Work required: Extract from the listing each line in which the word "Detection" appears.

____ Data section

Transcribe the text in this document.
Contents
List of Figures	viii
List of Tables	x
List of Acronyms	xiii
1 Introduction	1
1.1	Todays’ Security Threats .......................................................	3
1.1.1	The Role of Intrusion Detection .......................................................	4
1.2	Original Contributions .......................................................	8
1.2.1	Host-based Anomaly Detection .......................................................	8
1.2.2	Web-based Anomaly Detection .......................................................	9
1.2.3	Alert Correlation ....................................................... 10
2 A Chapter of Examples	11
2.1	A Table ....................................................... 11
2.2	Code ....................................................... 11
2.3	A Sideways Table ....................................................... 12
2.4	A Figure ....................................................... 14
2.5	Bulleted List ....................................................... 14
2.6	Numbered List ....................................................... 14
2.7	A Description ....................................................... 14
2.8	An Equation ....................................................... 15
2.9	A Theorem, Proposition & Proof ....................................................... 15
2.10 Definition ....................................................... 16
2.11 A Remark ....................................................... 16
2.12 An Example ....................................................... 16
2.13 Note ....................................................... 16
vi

________

Output of the task:
1.1.1	The Role of Intrusion Detection .......................................................	4
1.2.1	Host-based Anomaly Detection .......................................................	8
1.2.2	Web-based Anomaly Detection .......................................................	9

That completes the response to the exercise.